What the task asks: Wherever a line in the data below holds "Купить", copy that line.

--- Start Material to process ---

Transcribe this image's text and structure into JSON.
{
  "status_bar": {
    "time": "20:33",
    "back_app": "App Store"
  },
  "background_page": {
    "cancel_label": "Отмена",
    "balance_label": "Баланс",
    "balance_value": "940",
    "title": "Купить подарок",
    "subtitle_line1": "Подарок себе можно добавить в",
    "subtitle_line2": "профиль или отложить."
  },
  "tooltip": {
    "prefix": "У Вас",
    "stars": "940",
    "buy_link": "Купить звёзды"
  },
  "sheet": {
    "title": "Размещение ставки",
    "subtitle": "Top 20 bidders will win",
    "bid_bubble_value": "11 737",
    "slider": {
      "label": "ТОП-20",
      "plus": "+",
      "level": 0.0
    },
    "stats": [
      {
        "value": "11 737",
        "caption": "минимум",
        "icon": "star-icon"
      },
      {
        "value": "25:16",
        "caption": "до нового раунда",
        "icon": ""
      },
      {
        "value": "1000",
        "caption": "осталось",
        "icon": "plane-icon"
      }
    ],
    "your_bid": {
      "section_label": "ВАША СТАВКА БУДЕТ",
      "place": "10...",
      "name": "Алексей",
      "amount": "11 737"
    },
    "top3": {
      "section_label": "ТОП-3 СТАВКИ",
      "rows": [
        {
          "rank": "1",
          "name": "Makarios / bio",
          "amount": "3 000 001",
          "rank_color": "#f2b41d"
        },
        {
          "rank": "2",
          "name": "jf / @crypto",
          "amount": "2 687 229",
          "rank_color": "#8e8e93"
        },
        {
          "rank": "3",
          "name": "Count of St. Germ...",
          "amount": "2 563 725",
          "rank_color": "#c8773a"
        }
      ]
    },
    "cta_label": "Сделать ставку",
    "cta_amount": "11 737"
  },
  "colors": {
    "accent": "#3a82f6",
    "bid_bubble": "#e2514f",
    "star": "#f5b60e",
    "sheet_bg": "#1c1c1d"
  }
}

--- End Material to process ---

Result of this exercise:
    "title": "Купить подарок",
    "buy_link": "Купить звёзды"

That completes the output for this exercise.